§ Source excerpt
####
We can add new terms by finding if they already exist in the hashcons. If so it, it does nothing. But if not, we need to make a new EClass for this term to live in. This is the only way new EClasses are made. It is important to maintain the hashcons correctly and canonicalize so that we don’t accidentally create a new EClass for a term that should already be in another EClass.

function Base.push!(e::EGraph, t::Term)
    id = find_class!(e,t) # also canonicalizes t
    if id == nothing # term not in egraph. Make new class and put in graph
        id = Id(push!(e.unionfind))
        cls = EClass( [t] , [] )
        for child in t.args # set parent pointers
            push!(e.classes[child].parents,  (t, id))
####
§ Information supplied
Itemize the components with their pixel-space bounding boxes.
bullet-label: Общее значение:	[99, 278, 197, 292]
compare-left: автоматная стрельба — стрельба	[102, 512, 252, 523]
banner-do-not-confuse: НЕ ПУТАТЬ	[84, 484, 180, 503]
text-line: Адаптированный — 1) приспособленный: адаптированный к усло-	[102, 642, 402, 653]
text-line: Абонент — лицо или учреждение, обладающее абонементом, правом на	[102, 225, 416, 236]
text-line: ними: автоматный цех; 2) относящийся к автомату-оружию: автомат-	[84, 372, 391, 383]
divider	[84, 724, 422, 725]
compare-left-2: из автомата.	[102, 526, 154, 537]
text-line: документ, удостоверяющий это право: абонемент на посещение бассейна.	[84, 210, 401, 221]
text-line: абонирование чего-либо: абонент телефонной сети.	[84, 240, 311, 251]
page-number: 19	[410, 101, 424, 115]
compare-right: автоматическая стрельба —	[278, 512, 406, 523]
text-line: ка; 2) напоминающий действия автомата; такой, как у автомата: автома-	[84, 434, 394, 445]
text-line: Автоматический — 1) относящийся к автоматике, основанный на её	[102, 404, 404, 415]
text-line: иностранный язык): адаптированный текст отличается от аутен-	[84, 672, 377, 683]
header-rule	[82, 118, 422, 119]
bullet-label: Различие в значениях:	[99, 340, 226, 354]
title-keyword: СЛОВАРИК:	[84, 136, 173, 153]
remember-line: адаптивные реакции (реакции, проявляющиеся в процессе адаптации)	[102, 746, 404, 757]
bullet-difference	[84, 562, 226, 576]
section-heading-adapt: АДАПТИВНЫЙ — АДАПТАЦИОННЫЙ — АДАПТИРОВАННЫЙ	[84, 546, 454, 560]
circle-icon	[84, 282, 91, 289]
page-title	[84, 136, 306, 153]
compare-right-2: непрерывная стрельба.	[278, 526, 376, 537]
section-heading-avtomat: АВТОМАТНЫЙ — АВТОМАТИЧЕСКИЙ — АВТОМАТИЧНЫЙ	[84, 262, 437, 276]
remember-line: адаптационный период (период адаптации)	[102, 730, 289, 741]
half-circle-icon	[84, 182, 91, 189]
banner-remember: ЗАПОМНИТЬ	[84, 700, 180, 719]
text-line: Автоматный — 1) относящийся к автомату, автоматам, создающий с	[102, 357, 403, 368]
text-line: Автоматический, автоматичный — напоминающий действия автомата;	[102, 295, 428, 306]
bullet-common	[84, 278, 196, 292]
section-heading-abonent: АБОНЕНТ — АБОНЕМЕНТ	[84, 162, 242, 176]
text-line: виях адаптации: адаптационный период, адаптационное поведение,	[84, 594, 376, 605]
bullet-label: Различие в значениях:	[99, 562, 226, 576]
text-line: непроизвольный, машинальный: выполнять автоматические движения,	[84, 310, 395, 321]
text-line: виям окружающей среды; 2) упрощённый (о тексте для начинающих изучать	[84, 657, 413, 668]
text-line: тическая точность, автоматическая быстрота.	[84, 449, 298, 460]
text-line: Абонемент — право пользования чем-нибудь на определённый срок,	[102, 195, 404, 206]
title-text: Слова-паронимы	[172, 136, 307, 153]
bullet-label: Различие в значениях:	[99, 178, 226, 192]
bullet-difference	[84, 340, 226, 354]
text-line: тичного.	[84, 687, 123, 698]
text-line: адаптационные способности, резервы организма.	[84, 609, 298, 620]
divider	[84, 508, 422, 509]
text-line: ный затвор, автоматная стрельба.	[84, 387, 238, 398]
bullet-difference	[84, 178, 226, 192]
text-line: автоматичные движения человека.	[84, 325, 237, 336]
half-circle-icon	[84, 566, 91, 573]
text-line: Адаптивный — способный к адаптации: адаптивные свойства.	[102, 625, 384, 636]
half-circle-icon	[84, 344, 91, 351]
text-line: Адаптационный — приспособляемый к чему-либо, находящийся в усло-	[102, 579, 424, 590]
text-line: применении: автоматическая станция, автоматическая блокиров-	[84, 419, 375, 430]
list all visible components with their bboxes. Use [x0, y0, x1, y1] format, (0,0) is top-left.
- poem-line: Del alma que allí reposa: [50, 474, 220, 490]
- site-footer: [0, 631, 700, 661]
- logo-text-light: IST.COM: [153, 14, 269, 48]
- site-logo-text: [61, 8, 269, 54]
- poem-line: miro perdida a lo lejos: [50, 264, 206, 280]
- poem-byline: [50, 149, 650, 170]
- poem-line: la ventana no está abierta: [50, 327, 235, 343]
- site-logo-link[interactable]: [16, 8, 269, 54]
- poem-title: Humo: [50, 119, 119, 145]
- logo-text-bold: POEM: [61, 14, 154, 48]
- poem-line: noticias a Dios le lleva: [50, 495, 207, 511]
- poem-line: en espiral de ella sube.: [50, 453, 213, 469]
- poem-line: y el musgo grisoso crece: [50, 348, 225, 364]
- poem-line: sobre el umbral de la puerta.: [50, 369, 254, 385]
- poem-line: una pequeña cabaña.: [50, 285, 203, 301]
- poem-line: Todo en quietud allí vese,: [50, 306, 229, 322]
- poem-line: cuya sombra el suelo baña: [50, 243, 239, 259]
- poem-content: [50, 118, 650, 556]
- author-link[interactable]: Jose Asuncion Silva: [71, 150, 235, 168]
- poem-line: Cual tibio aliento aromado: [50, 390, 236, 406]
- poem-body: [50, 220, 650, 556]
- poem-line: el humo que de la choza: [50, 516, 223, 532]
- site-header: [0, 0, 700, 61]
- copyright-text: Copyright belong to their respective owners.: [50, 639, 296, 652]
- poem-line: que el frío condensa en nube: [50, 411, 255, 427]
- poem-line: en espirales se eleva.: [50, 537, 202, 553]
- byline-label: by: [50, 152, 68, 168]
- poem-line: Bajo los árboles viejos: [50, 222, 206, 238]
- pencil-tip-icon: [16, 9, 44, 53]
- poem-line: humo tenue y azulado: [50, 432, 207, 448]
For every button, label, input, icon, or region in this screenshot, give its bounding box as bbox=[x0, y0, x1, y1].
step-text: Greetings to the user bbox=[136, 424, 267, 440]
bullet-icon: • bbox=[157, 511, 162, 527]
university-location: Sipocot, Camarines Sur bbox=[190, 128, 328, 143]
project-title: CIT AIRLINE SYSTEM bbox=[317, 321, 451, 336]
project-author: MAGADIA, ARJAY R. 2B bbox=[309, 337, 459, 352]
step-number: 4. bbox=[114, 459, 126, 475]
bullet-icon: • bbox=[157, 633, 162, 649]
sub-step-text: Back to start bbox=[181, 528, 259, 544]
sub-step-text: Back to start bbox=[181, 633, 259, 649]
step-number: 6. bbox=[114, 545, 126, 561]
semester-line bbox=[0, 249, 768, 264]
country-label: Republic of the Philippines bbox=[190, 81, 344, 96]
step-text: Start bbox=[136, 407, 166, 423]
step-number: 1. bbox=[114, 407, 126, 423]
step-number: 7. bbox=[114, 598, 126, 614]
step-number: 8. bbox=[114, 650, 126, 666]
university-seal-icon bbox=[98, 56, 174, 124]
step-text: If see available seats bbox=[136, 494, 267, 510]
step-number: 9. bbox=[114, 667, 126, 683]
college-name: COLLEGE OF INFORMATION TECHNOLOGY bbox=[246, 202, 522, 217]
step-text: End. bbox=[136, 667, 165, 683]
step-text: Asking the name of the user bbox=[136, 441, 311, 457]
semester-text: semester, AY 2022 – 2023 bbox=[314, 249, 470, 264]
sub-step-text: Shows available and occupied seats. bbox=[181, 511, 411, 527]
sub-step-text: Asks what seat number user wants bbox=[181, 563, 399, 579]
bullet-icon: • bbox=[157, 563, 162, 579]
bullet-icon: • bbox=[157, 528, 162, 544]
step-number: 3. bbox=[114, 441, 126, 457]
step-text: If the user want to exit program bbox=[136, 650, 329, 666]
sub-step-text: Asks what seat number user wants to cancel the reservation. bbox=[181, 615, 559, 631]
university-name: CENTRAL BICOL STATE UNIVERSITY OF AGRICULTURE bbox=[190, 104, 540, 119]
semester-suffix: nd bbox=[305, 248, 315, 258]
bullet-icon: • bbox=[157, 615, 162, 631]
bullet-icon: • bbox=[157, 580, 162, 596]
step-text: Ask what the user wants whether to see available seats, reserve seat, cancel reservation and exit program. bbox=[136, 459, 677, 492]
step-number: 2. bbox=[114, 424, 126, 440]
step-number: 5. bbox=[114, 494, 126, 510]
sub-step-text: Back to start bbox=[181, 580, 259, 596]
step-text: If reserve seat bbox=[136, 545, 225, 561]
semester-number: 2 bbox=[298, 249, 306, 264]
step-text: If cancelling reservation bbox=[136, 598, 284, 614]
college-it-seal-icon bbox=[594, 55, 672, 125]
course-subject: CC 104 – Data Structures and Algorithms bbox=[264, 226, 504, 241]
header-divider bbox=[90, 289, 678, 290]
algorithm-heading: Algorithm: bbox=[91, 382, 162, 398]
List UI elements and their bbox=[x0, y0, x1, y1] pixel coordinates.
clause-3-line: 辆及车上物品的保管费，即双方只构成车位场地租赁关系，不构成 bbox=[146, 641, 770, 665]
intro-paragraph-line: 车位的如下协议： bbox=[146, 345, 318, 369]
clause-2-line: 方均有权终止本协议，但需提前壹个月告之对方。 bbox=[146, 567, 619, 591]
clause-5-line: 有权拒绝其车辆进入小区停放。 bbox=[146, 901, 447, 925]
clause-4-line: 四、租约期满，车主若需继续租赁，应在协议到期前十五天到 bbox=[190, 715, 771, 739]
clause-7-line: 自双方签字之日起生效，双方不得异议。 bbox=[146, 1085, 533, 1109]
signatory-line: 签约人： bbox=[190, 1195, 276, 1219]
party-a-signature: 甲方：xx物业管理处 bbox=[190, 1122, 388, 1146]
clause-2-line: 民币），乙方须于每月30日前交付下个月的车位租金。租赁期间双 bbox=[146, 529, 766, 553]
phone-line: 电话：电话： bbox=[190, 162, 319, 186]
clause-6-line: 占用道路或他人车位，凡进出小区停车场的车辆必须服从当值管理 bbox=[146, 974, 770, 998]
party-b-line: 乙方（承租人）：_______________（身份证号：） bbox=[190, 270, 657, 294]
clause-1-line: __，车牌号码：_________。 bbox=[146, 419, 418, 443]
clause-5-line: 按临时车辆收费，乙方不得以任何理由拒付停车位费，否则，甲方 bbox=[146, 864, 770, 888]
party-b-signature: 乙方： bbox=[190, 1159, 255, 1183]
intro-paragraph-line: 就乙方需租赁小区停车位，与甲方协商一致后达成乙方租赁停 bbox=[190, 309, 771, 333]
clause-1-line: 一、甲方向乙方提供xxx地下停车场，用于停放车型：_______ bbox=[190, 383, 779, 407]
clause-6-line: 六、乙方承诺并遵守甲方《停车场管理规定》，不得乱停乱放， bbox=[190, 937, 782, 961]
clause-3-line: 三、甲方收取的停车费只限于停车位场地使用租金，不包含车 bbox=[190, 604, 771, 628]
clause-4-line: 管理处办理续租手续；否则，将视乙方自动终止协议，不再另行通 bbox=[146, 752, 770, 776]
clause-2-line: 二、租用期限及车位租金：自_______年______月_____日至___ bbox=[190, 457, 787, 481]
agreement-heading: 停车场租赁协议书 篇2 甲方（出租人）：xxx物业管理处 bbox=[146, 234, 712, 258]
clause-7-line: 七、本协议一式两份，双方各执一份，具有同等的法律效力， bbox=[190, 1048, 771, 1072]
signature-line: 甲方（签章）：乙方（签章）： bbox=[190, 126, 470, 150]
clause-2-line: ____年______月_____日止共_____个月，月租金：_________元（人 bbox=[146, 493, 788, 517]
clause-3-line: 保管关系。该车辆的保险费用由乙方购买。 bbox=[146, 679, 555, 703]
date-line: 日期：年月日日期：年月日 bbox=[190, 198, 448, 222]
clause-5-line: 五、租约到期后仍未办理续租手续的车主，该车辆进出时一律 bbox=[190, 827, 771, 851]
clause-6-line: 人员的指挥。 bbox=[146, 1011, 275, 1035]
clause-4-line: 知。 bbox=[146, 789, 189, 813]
####
§ Goal
Please revise the e-graph excerpt from "id = find_class!(e,t)" down to "EClass( [t] , [] )", with "union_find" in place of "unionfind".

§ Result for this exercise
id = find_class!(e,t) # also canonicalizes t
    if id == nothing # term not in egraph. Make new class and put in graph
        id = Id(push!(e.union_find))
        cls = EClass( [t] , [] )